== Source text ==
=====
The publication of Silk Part II earlier this week has been analysed over and over, but not always with the strongest of insight. Though some intelligent contributions have been made to the debate – most notably Alan Trench’s blog post on the content which called the exercise “cautious” and described the report in essence as follows.
“The Silk proposals are, in essence, an attempt to make sure the division of powers between Welsh and UK institution catches up with reality. They’re not actually very radical.”
Though I wouldn’t go as far as Trench in pointing to failings in the report, not least because I don’t think the case for devolving the legal system (which was his central criticism) is made convincingly either to or by the Silk Commission, there is an essential truth in that elements of the report could have been more radically framed. And the real missing radicalism is a sense of urgency or opportunity.
What concerns me first is the individual subject areas and if and when they might be devolved. Timescales are set out on these responsibilities in an effective way in the Silk Report but some don’t seem particularly urgent. Everything seems to have been framed post the 2015 General Election, when in fact where consensus occurs some responsibilities might be transferred a great deal sooner.
Look at the example of youth justice. The youth justice system is one of the few key areas of policy relating to children and young people for which the Welsh Government and the National Assembly for Wales do not have exclusive responsibility. The Welsh Government has responsibility for policies in relation to education, housing, substance misuse, health, and social services and all of these policy areas play a role in preventing young people from becoming involved in the youth justice system. However, the administration of youth justice is not devolved. Oversight of the youth justice system remains the responsibility of the Youth Justice Board for England and Wales (YJB).
Further, youth justice is an area where the Welsh Government currently seeks to legislate. A Green Paper consultation on proposals to improve services to better meet the needs of children and young people who are at risk of entering, or are already in, the youth justice system was carried out in autumn 2012; and a White Paper is now out to consultation which focuses on proposals to improve services for young people from Wales who are in the youth justice system, to ensure their effective reintegration and resettlement following a community or custodial sentence.
=====
== Given data ==
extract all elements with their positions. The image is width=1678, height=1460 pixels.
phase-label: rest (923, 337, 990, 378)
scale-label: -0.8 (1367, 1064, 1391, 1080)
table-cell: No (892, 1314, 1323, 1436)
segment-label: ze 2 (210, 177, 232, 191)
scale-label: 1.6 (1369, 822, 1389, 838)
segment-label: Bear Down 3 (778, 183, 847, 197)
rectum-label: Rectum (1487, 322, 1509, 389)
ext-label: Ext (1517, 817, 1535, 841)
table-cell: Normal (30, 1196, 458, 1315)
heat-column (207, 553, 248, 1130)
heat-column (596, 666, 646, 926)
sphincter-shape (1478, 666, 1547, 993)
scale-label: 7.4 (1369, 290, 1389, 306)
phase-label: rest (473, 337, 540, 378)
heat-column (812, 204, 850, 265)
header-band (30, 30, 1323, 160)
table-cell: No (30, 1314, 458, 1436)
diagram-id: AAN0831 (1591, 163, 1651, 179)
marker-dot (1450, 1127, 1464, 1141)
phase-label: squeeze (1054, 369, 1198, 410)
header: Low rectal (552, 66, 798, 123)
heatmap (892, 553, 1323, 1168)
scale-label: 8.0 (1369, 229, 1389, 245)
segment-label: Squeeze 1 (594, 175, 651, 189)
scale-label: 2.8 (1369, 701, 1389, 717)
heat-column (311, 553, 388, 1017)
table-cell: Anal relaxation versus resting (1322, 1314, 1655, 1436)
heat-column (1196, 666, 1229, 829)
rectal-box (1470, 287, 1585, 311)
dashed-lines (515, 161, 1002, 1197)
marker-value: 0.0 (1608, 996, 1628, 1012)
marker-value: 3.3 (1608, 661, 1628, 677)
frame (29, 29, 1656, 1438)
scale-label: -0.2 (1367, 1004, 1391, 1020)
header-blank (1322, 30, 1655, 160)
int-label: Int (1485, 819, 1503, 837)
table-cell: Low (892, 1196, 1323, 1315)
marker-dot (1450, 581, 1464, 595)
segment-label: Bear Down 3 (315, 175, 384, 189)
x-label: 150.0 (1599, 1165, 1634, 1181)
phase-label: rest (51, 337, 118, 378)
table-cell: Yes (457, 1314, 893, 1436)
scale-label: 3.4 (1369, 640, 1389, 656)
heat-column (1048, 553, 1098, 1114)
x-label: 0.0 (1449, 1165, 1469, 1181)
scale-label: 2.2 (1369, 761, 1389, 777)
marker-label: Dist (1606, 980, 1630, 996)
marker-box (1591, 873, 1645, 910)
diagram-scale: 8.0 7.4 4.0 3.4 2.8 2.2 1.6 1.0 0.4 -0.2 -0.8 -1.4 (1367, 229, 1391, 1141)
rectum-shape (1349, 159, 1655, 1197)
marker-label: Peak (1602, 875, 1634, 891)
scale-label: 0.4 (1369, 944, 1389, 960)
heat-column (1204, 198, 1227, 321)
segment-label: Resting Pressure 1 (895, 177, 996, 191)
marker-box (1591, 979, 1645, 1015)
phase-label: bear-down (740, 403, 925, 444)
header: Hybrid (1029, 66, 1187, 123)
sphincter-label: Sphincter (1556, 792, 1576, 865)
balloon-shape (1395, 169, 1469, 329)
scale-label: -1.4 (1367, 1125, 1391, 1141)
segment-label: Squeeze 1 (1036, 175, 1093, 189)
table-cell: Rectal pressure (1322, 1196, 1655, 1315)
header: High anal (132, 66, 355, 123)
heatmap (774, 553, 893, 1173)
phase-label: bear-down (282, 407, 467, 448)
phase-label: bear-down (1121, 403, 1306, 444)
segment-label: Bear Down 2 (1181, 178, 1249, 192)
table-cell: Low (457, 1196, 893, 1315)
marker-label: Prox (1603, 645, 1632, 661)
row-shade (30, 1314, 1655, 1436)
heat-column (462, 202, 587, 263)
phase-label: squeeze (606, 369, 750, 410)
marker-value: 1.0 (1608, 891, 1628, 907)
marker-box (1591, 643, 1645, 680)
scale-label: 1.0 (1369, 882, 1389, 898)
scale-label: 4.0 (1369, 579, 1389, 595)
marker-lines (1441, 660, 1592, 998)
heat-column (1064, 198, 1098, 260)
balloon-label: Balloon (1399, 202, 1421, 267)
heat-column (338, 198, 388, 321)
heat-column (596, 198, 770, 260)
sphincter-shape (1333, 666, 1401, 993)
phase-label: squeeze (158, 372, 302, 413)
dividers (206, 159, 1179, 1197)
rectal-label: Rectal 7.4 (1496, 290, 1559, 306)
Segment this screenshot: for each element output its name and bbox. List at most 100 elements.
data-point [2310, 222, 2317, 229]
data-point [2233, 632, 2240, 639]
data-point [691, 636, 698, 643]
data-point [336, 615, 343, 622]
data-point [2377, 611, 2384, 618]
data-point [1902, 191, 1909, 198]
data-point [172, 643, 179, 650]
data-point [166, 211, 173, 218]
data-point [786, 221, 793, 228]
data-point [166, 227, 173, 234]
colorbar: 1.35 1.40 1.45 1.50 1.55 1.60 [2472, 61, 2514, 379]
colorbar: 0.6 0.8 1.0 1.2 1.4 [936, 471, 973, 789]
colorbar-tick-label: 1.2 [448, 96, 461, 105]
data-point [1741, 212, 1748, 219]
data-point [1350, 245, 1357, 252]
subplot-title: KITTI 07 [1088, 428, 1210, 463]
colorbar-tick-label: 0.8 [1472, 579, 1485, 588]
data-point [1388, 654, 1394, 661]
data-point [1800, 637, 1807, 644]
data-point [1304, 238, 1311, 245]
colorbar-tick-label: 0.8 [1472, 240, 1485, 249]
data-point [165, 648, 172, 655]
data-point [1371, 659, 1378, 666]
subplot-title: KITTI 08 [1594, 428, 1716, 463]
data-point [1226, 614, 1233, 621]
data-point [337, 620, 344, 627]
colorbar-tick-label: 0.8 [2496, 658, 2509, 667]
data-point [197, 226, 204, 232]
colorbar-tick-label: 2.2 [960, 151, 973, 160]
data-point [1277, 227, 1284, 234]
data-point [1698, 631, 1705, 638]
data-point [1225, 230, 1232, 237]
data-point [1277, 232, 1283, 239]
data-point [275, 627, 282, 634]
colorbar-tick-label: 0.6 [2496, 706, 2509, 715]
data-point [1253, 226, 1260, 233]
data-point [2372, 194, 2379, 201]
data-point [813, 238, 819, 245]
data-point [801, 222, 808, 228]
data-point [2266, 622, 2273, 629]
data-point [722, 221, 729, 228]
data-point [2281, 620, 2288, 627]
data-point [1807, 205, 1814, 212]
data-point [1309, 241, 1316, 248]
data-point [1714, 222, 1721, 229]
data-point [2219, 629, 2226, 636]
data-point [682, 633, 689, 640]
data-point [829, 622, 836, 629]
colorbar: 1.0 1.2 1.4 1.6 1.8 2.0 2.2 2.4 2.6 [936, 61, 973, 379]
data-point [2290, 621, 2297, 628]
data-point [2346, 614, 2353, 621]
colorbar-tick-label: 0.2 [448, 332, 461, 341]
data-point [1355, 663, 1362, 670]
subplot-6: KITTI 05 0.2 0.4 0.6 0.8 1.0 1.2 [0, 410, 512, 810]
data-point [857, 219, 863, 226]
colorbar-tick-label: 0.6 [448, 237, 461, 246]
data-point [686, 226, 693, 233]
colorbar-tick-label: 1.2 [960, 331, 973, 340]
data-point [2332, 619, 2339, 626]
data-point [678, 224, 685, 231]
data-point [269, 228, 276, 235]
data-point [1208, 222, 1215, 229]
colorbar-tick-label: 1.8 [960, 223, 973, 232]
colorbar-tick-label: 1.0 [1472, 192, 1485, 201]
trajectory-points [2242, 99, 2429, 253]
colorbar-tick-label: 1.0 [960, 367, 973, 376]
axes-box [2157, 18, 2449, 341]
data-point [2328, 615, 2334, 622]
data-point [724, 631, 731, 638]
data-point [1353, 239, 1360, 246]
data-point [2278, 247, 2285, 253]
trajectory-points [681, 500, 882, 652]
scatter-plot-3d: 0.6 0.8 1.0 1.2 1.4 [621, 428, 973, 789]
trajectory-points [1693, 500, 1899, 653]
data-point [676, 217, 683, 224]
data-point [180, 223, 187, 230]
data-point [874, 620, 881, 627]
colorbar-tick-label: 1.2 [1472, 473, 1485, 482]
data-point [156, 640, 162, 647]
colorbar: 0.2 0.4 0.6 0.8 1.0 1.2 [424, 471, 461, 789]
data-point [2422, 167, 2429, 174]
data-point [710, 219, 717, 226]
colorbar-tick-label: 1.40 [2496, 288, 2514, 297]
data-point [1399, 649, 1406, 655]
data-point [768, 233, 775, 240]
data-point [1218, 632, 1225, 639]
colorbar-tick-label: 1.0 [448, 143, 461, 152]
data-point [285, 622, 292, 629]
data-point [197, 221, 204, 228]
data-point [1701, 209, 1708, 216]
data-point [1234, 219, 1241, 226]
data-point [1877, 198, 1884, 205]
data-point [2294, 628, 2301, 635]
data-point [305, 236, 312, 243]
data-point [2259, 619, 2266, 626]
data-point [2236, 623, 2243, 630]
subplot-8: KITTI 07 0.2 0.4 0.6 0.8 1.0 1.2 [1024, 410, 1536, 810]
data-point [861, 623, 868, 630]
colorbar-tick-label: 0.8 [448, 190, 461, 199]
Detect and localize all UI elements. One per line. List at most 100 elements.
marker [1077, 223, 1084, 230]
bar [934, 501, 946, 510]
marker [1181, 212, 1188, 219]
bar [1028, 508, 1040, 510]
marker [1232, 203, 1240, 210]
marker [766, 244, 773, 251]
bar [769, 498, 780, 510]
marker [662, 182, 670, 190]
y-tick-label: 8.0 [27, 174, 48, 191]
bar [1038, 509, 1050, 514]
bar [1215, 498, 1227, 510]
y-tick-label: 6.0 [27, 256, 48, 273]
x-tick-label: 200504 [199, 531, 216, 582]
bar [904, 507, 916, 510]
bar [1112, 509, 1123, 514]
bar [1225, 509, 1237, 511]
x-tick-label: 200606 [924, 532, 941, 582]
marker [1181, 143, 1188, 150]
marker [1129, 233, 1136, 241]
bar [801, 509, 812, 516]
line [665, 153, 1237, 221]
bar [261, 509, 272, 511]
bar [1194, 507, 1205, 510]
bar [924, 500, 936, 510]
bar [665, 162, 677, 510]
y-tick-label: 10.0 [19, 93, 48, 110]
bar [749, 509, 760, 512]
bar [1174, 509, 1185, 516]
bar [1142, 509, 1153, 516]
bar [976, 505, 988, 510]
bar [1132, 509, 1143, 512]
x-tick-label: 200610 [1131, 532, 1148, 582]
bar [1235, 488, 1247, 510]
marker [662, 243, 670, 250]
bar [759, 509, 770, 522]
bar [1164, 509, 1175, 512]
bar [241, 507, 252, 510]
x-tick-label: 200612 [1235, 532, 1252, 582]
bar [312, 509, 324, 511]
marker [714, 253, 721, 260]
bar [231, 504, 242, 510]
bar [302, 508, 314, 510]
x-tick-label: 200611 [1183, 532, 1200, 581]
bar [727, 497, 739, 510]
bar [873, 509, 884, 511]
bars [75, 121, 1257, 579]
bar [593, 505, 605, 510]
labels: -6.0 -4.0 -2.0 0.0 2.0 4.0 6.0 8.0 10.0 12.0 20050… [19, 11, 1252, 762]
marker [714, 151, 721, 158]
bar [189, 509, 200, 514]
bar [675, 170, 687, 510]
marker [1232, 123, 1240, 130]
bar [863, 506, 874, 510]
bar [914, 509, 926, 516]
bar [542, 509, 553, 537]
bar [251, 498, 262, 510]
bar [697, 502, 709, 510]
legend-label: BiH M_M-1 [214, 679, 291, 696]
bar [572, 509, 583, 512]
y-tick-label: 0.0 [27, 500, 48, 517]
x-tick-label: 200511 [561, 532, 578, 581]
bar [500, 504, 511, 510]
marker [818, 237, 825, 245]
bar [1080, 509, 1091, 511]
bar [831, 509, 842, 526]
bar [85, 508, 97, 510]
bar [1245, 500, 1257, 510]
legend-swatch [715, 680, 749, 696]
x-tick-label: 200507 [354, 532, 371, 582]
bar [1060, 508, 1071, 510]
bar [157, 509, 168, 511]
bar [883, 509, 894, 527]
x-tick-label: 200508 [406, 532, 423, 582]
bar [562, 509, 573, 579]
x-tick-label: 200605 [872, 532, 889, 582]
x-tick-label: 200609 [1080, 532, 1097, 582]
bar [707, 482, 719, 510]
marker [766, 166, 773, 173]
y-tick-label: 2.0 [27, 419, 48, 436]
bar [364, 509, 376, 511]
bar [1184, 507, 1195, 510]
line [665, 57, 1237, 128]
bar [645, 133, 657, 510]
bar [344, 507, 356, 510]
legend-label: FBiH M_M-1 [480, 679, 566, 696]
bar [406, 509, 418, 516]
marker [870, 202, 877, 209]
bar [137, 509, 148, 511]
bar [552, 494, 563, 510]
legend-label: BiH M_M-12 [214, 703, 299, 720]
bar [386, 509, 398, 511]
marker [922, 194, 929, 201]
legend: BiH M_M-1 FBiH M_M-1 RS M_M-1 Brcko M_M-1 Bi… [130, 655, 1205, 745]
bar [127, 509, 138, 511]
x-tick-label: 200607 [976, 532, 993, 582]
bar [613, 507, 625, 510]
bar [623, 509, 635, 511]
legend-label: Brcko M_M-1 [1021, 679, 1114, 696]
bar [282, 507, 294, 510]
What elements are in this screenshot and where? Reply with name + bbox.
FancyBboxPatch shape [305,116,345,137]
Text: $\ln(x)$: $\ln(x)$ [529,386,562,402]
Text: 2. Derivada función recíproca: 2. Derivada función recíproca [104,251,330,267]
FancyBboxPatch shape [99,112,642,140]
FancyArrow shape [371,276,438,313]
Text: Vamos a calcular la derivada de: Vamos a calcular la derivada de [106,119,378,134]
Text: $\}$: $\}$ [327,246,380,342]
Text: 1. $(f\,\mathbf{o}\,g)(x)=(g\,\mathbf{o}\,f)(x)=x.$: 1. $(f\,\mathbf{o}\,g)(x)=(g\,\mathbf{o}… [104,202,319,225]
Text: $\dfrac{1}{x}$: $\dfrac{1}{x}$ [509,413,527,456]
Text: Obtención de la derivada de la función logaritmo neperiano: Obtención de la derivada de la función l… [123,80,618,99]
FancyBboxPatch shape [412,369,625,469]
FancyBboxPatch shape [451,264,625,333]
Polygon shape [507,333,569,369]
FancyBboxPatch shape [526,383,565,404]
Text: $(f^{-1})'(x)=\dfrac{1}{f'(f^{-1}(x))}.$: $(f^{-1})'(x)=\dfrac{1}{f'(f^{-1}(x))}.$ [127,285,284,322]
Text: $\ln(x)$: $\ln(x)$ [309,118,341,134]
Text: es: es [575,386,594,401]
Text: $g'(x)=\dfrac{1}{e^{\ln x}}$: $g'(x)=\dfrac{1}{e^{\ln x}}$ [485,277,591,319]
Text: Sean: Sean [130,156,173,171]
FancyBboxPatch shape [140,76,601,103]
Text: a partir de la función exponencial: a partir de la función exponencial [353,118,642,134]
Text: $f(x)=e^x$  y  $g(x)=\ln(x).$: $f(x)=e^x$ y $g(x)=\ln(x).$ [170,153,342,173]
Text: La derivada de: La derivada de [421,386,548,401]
=====
== Exercise requirements ==
1. Do these statements agree with the commentary on Silk Part II? Answer yes or no for each and quote the deciding words. (a) The administration of youth justice has been devolved to Wales. (b) The Green Paper consultation on youth justice services was carried out in autumn 2012. (c) Trench described the Silk proposals as very radical.
2. Can you duplicate the commentary on Silk Part II, starting at "Though I wouldn’t" and ending at "urgency or opportunity."?

== Final answers ==
1.
(a) No: "However, the administration of youth justice is not devolved."
(b) Yes: "was carried out in autumn 2012"
(c) No: "They’re not actually very radical."

2.
Though I wouldn’t go as far as Trench in pointing to failings in the report, not least because I don’t think the case for devolving the legal system (which was his central criticism) is made convincingly either to or by the Silk Commission, there is an essential truth in that elements of the report could have been more radically framed. And the real missing radicalism is a sense of urgency or opportunity.